(Data entries)
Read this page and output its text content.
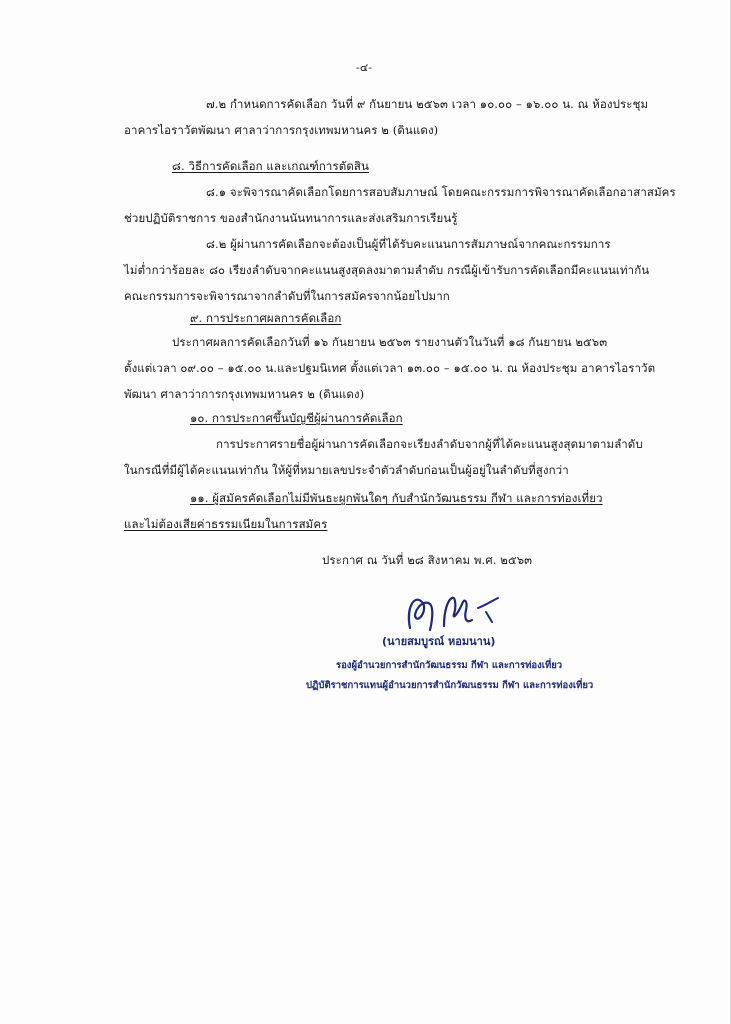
-๔-
๗.๒ กำหนดการคัดเลือก วันที่ ๙ กันยายน ๒๕๖๓ เวลา ๑๐.๐๐ – ๑๖.๐๐ น. ณ ห้องประชุม
อาคารไอราวัตพัฒนา ศาลาว่าการกรุงเทพมหานคร ๒ (ดินแดง)
๘. วิธีการคัดเลือก และเกณฑ์การตัดสิน
๘.๑ จะพิจารณาคัดเลือกโดยการสอบสัมภาษณ์ โดยคณะกรรมการพิจารณาคัดเลือกอาสาสมัคร
ช่วยปฏิบัติราชการ ของสำนักงานนันทนาการและส่งเสริมการเรียนรู้
๘.๒ ผู้ผ่านการคัดเลือกจะต้องเป็นผู้ที่ได้รับคะแนนการสัมภาษณ์จากคณะกรรมการ
ไม่ต่ำกว่าร้อยละ ๘๐ เรียงลำดับจากคะแนนสูงสุดลงมาตามลำดับ กรณีผู้เข้ารับการคัดเลือกมีคะแนนเท่ากัน
คณะกรรมการจะพิจารณาจากลำดับที่ในการสมัครจากน้อยไปมาก
๙. การประกาศผลการคัดเลือก
ประกาศผลการคัดเลือกวันที่ ๑๖ กันยายน ๒๕๖๓ รายงานตัวในวันที่ ๑๘ กันยายน ๒๕๖๓
ตั้งแต่เวลา ๐๙.๐๐ – ๑๕.๐๐ น.และปฐมนิเทศ ตั้งแต่เวลา ๑๓.๐๐ – ๑๕.๐๐ น. ณ ห้องประชุม อาคารไอราวัต
พัฒนา ศาลาว่าการกรุงเทพมหานคร ๒ (ดินแดง)
๑๐. การประกาศขึ้นบัญชีผู้ผ่านการคัดเลือก
การประกาศรายชื่อผู้ผ่านการคัดเลือกจะเรียงลำดับจากผู้ที่ได้คะแนนสูงสุดมาตามลำดับ
ในกรณีที่มีผู้ได้คะแนนเท่ากัน ให้ผู้ที่หมายเลขประจำตัวลำดับก่อนเป็นผู้อยู่ในลำดับที่สูงกว่า
๑๑. ผู้สมัครคัดเลือกไม่มีพันธะผูกพันใดๆ กับสำนักวัฒนธรรม กีฬา และการท่องเที่ยว
และไม่ต้องเสียค่าธรรมเนียมในการสมัคร
ประกาศ ณ วันที่ ๒๘ สิงหาคม พ.ศ. ๒๕๖๓
(นายสมบูรณ์ หอมนาน)
รองผู้อำนวยการสำนักวัฒนธรรม กีฬา และการท่องเที่ยว
ปฏิบัติราชการแทนผู้อำนวยการสำนักวัฒนธรรม กีฬา และการท่องเที่ยว
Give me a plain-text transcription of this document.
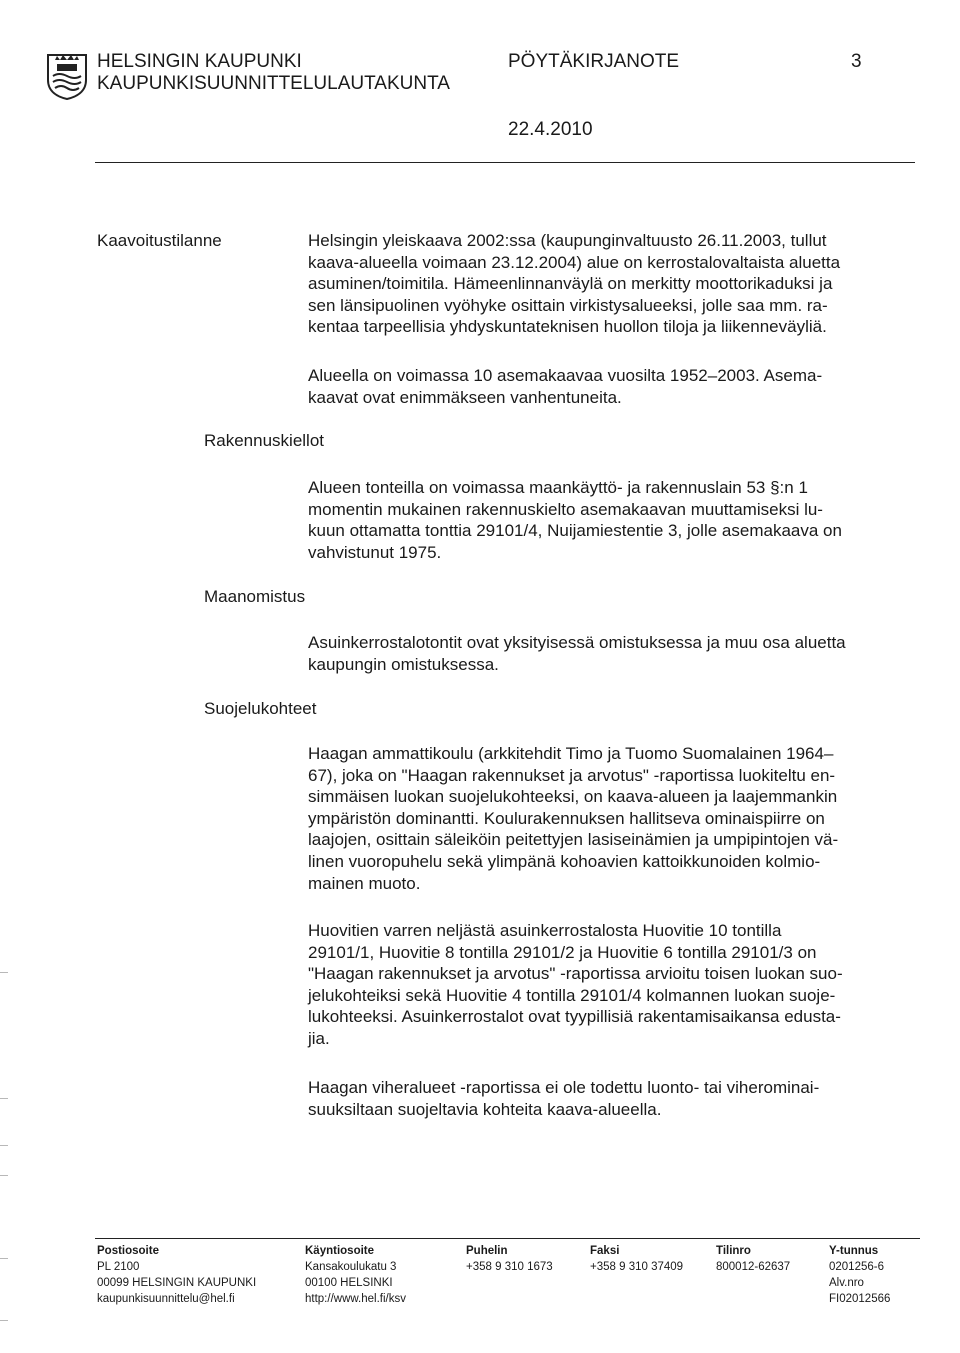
HELSINGIN KAUPUNKI
KAUPUNKISUUNNITTELULAUTAKUNTA
PÖYTÄKIRJANOTE	3
22.4.2010
Kaavoitustilanne
Rakennuskiellot
Maanomistus
Suojelukohteet
Helsingin yleiskaava 2002:ssa (kaupunginvaltuusto 26.11.2003, tullut
kaava-alueella voimaan 23.12.2004) alue on kerrostalovaltaista aluetta
asuminen/toimitila. Hämeenlinnanväylä on merkitty moottorikaduksi ja
sen länsipuolinen vyöhyke osittain virkistysalueeksi, jolle saa mm. ra-
kentaa tarpeellisia yhdyskuntateknisen huollon tiloja ja liikenneväyliä.
Alueella on voimassa 10 asemakaavaa vuosilta 1952–2003. Asema-
kaavat ovat enimmäkseen vanhentuneita.
Alueen tonteilla on voimassa maankäyttö- ja rakennuslain 53 §:n 1
momentin mukainen rakennuskielto asemakaavan muuttamiseksi lu-
kuun ottamatta tonttia 29101/4, Nuijamiestentie 3, jolle asemakaava on
vahvistunut 1975.
Asuinkerrostalotontit ovat yksityisessä omistuksessa ja muu osa aluetta
kaupungin omistuksessa.
Haagan ammattikoulu (arkkitehdit Timo ja Tuomo Suomalainen 1964–
67), joka on "Haagan rakennukset ja arvotus" -raportissa luokiteltu en-
simmäisen luokan suojelukohteeksi, on kaava-alueen ja laajemmankin
ympäristön dominantti. Koulurakennuksen hallitseva ominaispiirre on
laajojen, osittain säleiköin peitettyjen lasiseinämien ja umpipintojen vä-
linen vuoropuhelu sekä ylimpänä kohoavien kattoikkunoiden kolmio-
mainen muoto.
Huovitien varren neljästä asuinkerrostalosta Huovitie 10 tontilla
29101/1, Huovitie 8 tontilla 29101/2 ja Huovitie 6 tontilla 29101/3 on
"Haagan rakennukset ja arvotus" -raportissa arvioitu toisen luokan suo-
jelukohteiksi sekä Huovitie 4 tontilla 29101/4 kolmannen luokan suoje-
lukohteeksi. Asuinkerrostalot ovat tyypillisiä rakentamisaikansa edusta-
jia.
Haagan viheralueet -raportissa ei ole todettu luonto- tai viherominai-
suuksiltaan suojeltavia kohteita kaava-alueella.
Postiosoite
PL 2100
00099 HELSINGIN KAUPUNKI
kaupunkisuunnittelu@hel.fi
Käyntiosoite
Kansakoulukatu 3
00100 HELSINKI
http://www.hel.fi/ksv
Puhelin
+358 9 310 1673
Faksi
+358 9 310 37409
Tilinro
800012-62637
Y-tunnus
0201256-6
Alv.nro
FI02012566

Directive: List every line above that holds the word "sekä".

The result:
linen vuoropuhelu sekä ylimpänä kohoavien kattoikkunoiden kolmio-
jelukohteiksi sekä Huovitie 4 tontilla 29101/4 kolmannen luokan suoje-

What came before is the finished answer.